**LIST OF TASKS**
1. In the Sandbridge beach-driving thread below, rewrite the paragraph that begins "Not 100% sure, but I have heard" as a short list that keeps its main points.
2. Carry on the Sandbridge beach-driving thread below by writing what comes after its last post.

**GIVEN PASSAGE**
>>>
# Can you drive on the beach at Sandbridge



## Snagster

looking for ORV access in Sandbridge.


----------



## cobiacatcher82

nope...unless you are born into a select few familys who have god like powers and connections


----------



## Snagster

What is the draw to Sandbridge?

Are there any other beaches that allow ORV access?


----------



## lil red jeep

Not 100% sure, but I have heard that those families that were able to drive from Sandbridge to Carova thru Back Bay and False Cape parks can't pass those passes along thru the family. Once the owner of the pass dies, I have always been told those priveleges go away. I'm sure others can chime in on this.

As for the allure of Sandbridge, first it's a cozy section of beach with decent fishing, especially in the Fall. And second, for those still able to access Carova this way, it cuts driving time to the Outer Banks _WAY_ down!


----------



## edgotbait

none in Va. that i know of 

sandbridge draw: it a lot better than the VA Beach strip more like obx minis the beach driving

i have the answer to how many key are left right from NPS personal but its on video and i will have to find it will get back to you thur. night


----------



## Fraykuss

*Eastern Shore*

At one time you could drive on a small section of Aseteague Island (bad spelling) It required a permit and they limited the number of vehicles. Not sure if this is still the case.


----------



## sudshunter

Fraykuss said:


> At one time you could drive on a small section of Aseteague Island (bad spelling) It required a permit and they limited the number of vehicles. Not sure if this is still the case.


you can still get a permit to drive on assateage island for 70.00 there is only about 1 mile of drivable beach after may 1st do to nesting birds,yes the birds got us again.or so I've been told... tight lines...
<<<
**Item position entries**
>>>
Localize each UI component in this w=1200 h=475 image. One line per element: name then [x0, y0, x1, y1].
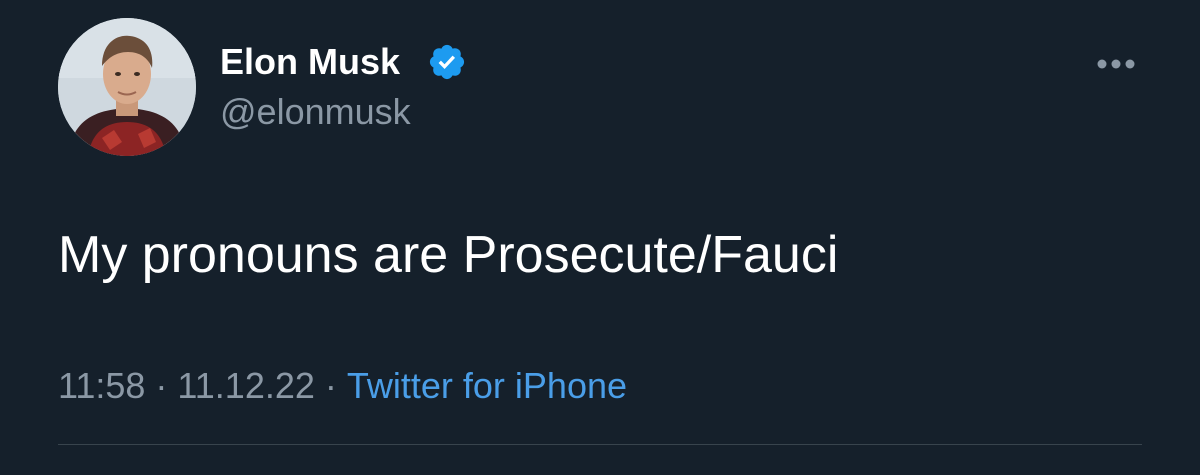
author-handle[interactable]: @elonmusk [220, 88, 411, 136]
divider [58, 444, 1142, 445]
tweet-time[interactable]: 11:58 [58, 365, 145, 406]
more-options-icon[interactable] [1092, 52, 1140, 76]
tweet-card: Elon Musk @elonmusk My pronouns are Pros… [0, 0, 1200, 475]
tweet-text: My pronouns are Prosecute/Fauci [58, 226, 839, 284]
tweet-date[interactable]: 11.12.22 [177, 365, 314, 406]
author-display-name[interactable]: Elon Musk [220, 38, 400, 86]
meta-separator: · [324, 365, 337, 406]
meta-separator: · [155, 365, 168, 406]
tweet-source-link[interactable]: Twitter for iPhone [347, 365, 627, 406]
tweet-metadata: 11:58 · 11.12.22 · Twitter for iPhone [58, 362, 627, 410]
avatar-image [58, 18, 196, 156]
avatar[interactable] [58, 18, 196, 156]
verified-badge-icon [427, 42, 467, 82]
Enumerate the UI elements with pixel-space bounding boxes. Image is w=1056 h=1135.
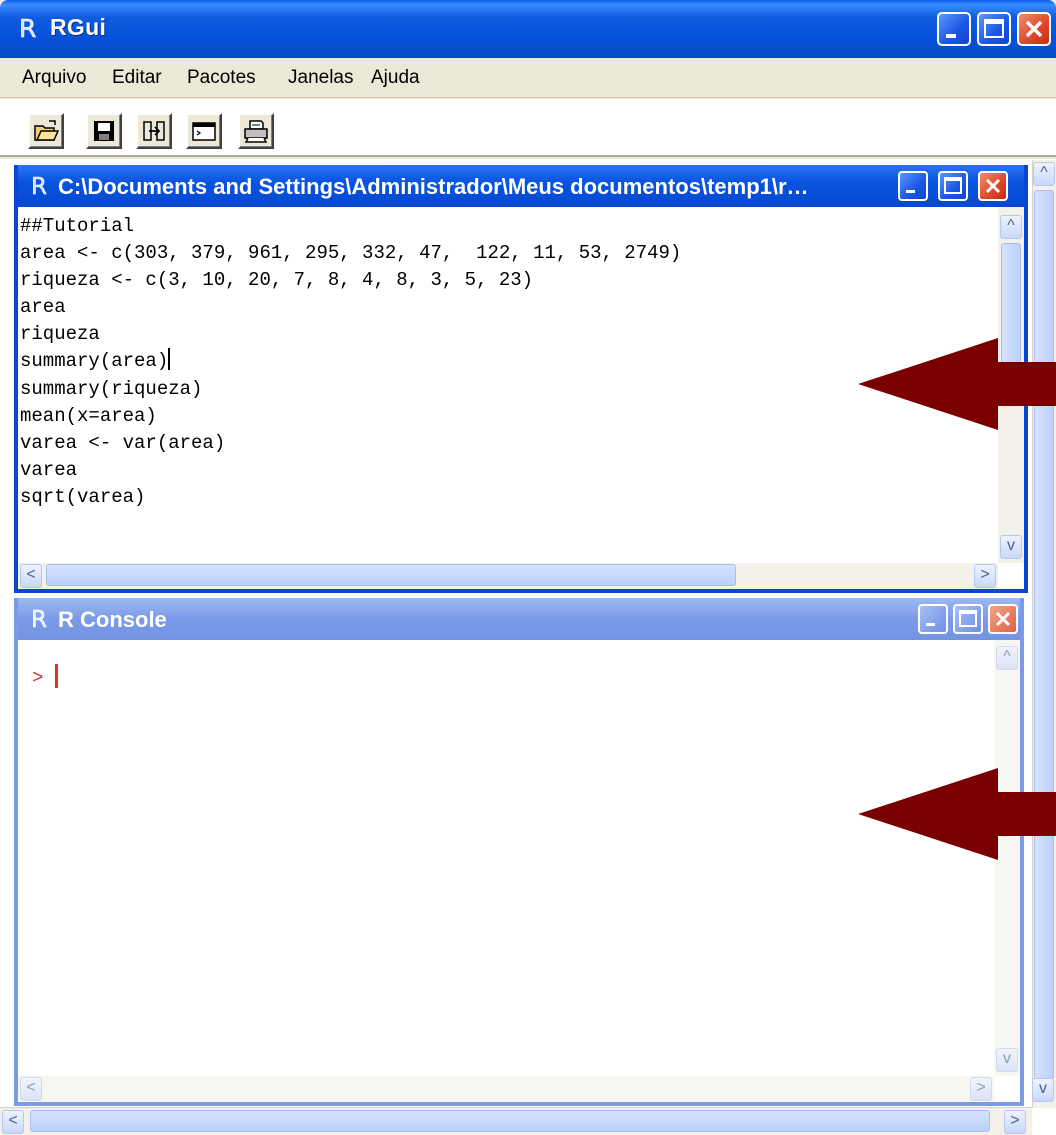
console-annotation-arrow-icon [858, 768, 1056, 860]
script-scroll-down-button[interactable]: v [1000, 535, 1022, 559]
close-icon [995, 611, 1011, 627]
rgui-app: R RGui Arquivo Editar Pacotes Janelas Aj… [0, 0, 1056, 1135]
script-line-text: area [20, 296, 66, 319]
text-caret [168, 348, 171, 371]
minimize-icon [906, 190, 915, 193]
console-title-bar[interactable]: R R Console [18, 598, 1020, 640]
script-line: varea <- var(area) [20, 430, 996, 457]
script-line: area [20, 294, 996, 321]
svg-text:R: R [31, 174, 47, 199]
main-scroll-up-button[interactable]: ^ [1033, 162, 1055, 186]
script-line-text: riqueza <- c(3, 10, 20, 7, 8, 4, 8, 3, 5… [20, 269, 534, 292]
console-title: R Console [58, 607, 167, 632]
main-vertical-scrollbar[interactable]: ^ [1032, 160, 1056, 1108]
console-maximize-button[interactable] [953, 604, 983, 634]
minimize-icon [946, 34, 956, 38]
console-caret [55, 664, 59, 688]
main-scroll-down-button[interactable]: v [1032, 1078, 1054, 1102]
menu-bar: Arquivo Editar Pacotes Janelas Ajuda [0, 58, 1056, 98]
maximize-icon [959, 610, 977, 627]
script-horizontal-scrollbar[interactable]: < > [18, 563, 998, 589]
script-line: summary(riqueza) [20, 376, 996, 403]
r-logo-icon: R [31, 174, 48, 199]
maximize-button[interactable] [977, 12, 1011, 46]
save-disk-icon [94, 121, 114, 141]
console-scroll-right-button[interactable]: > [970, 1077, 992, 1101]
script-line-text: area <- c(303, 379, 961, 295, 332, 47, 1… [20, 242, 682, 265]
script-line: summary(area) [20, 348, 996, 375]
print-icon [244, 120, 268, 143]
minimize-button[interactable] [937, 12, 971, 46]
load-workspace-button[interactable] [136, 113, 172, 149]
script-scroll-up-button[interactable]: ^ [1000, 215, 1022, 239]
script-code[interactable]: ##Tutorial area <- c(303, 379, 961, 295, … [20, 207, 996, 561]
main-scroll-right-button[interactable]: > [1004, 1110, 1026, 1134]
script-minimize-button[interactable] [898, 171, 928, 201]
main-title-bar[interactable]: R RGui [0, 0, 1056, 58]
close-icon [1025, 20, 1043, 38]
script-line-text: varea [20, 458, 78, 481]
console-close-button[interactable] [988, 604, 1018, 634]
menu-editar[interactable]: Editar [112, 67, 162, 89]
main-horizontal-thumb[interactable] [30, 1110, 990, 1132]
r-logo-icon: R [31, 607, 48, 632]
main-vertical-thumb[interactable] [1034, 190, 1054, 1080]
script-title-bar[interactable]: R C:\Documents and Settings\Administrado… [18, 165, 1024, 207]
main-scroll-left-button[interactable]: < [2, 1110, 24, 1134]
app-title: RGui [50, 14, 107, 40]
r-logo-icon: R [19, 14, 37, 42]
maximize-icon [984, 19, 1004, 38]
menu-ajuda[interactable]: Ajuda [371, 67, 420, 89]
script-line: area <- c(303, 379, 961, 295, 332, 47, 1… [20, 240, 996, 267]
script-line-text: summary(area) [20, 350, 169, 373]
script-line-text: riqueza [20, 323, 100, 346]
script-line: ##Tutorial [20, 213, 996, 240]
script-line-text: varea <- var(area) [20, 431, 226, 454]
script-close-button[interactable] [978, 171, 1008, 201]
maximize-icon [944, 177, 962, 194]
<<<
**THE ANSWERS**
1.
- The poster isn't fully sure of this and has only heard it.
- Some families could drive from Sandbridge to Carova through the Back Bay and False Cape parks.
- Those passes reportedly can't be handed down within the family.
- When the pass owner dies, the privilege reportedly ends.
- Others are invited to add what they know.

2.
----------



## GotchaMack

cobiacatcher82 said:


> nope...unless you are born into a select few familys who have god like powers and connections


I hate those people.....worst part is that there always seems to be about 10X the traffic on that beach for the amount of permits.....aaarrrrggggghhh!!!


----------



## rattler

where is the pic of the yellow Hummer with FLA. tags...they let them get away with it...the pic was on here...


----------



## chevy4x4

ok very old thread here but im just very curious was sandbridge and the rest of the outer banks of virginia at any time free and open 4x4 access just like the rest of northcarolinas beaches? and if so when did they shut it down?


----------



## dudeondacouch

i would assume most all beaches were open at one time or another.


----------



## chevy4x4

true. intill our so called free country steped in


----------



## Cdog

You used to be able to get on the beach at Sandbridge and drive all the way to OI, take the ferry and then drive from OI to HI. Those days are long gone sadly.

BTW not that I ever did it, thats just what the oletimers have told me.


----------



## lil red jeep

Cdog said:


> You used to be able to get on the beach at Sandbridge and drive all the way to OI, take the ferry and then drive from OI to HI. Those days are long gone sadly.
> 
> BTW not that I ever did it, thats just what the oletimers have told me.


When exactly did Shooter tell you that Clay?


----------



## Cdog

lil red jeep said:


> When exactly did Shooter tell you that Clay?


Ouch! I am staying outta that one!!!


----------



## rattler

there was a access to the beach right next to lynnhaven pier. Drove it many times. They dug it out without notice and a bubby and I dropped 20' straight down. Messed his suburban up. Banged us up to. last beash driving on this side ove va besides sandbridge. Then they closed that, except for the few in NC. That was supossed to be home owner only with 1 vehicle registered. Not the way it worked out.


----------



## chevy4x4

rattler said:


> there was a access to the beach right next to lynnhaven pier. Drove it many times. They dug it out without notice and a bubby and I dropped 20' straight down. Messed his suburban up. Banged us up to. last beash driving on this side ove va besides sandbridge. Then they closed that, except for the few in NC. That was supossed to be home owner only with 1 vehicle registered. Not the way it worked out.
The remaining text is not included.